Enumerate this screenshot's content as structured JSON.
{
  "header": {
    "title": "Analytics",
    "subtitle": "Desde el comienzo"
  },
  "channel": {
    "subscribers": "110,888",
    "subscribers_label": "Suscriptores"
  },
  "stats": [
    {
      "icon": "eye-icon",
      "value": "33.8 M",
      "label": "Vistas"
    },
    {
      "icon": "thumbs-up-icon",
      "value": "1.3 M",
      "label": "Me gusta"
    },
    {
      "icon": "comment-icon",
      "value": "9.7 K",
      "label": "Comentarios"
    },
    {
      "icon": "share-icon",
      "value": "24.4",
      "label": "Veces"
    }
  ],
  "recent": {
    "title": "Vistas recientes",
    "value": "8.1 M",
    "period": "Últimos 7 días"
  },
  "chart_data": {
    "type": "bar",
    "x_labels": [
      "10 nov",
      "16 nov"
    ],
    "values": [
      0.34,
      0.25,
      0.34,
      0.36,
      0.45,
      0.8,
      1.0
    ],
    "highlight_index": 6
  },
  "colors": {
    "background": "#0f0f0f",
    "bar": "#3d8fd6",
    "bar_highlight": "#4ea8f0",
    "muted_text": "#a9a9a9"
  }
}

**Task**
Copy all of the material word for word.

**Solution for this task**
Enumerate this screenshot's content as structured JSON.
{
  "header": {
    "title": "Analytics",
    "subtitle": "Desde el comienzo"
  },
  "channel": {
    "subscribers": "110,888",
    "subscribers_label": "Suscriptores"
  },
  "stats": [
    {
      "icon": "eye-icon",
      "value": "33.8 M",
      "label": "Vistas"
    },
    {
      "icon": "thumbs-up-icon",
      "value": "1.3 M",
      "label": "Me gusta"
    },
    {
      "icon": "comment-icon",
      "value": "9.7 K",
      "label": "Comentarios"
    },
    {
      "icon": "share-icon",
      "value": "24.4",
      "label": "Veces"
    }
  ],
  "recent": {
    "title": "Vistas recientes",
    "value": "8.1 M",
    "period": "Últimos 7 días"
  },
  "chart_data": {
    "type": "bar",
    "x_labels": [
      "10 nov",
      "16 nov"
    ],
    "values": [
      0.34,
      0.25,
      0.34,
      0.36,
      0.45,
      0.8,
      1.0
    ],
    "highlight_index": 6
  },
  "colors": {
    "background": "#0f0f0f",
    "bar": "#3d8fd6",
    "bar_highlight": "#4ea8f0",
    "muted_text": "#a9a9a9"
  }
}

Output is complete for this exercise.